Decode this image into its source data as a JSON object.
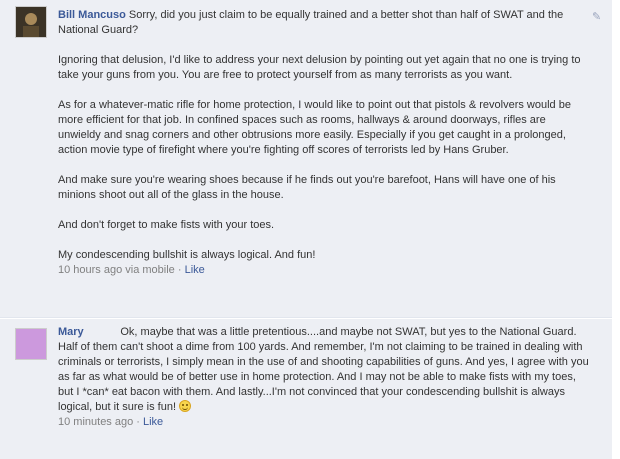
{
  "comments": [
    {
      "author": "Bill Mancuso",
      "avatar_color": "#3b3326",
      "paragraphs": [
        "Sorry, did you just claim to be equally trained and a better shot than half of SWAT and the National Guard?",
        "Ignoring that delusion, I'd like to address your next delusion by pointing out yet again that no one is trying to take your guns from you. You are free to protect yourself from as many terrorists as you want.",
        "As for a whatever-matic rifle for home protection, I would like to point out that pistols & revolvers would be more efficient for that job. In confined spaces such as rooms, hallways & around doorways, rifles are unwieldy and snag corners and other obtrusions more easily. Especially if you get caught in a prolonged, action movie type of firefight where you're fighting off scores of terrorists led by Hans Gruber.",
        "And make sure you're wearing shoes because if he finds out you're barefoot, Hans will have one of his minions shoot out all of the glass in the house.",
        "And don't forget to make fists with your toes.",
        "My condescending bullshit is always logical. And fun!"
      ],
      "time": "10 hours ago via mobile",
      "separator": " · ",
      "like": "Like"
    },
    {
      "author": "Mary",
      "avatar_color": "#cc99dd",
      "text": "Ok, maybe that was a little pretentious....and maybe not SWAT, but yes to the National Guard. Half of them can't shoot a dime from 100 yards. And remember, I'm not claiming to be trained in dealing with criminals or terrorists, I simply mean in the use of and shooting capabilities of guns. And yes, I agree with you as far as what would be of better use in home protection. And I may not be able to make fists with my toes, but I *can* eat bacon with them. And lastly...I'm not convinced that your condescending bullshit is always logical, but it sure is fun!",
      "emoji": "smiley",
      "time": "10 minutes ago",
      "separator": " · ",
      "like": "Like"
    }
  ]
}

##############################

Exercise details. Without including any pictures, print all of the material exactly as given.

Finished exercise.
Decode this image into its source data as a JSON object.
{
  "comments": [
    {
      "author": "Bill Mancuso",
      "avatar_color": "#3b3326",
      "paragraphs": [
        "Sorry, did you just claim to be equally trained and a better shot than half of SWAT and the National Guard?",
        "Ignoring that delusion, I'd like to address your next delusion by pointing out yet again that no one is trying to take your guns from you. You are free to protect yourself from as many terrorists as you want.",
        "As for a whatever-matic rifle for home protection, I would like to point out that pistols & revolvers would be more efficient for that job. In confined spaces such as rooms, hallways & around doorways, rifles are unwieldy and snag corners and other obtrusions more easily. Especially if you get caught in a prolonged, action movie type of firefight where you're fighting off scores of terrorists led by Hans Gruber.",
        "And make sure you're wearing shoes because if he finds out you're barefoot, Hans will have one of his minions shoot out all of the glass in the house.",
        "And don't forget to make fists with your toes.",
        "My condescending bullshit is always logical. And fun!"
      ],
      "time": "10 hours ago via mobile",
      "separator": " · ",
      "like": "Like"
    },
    {
      "author": "Mary",
      "avatar_color": "#cc99dd",
      "text": "Ok, maybe that was a little pretentious....and maybe not SWAT, but yes to the National Guard. Half of them can't shoot a dime from 100 yards. And remember, I'm not claiming to be trained in dealing with criminals or terrorists, I simply mean in the use of and shooting capabilities of guns. And yes, I agree with you as far as what would be of better use in home protection. And I may not be able to make fists with my toes, but I *can* eat bacon with them. And lastly...I'm not convinced that your condescending bullshit is always logical, but it sure is fun!",
      "emoji": "smiley",
      "time": "10 minutes ago",
      "separator": " · ",
      "like": "Like"
    }
  ]
}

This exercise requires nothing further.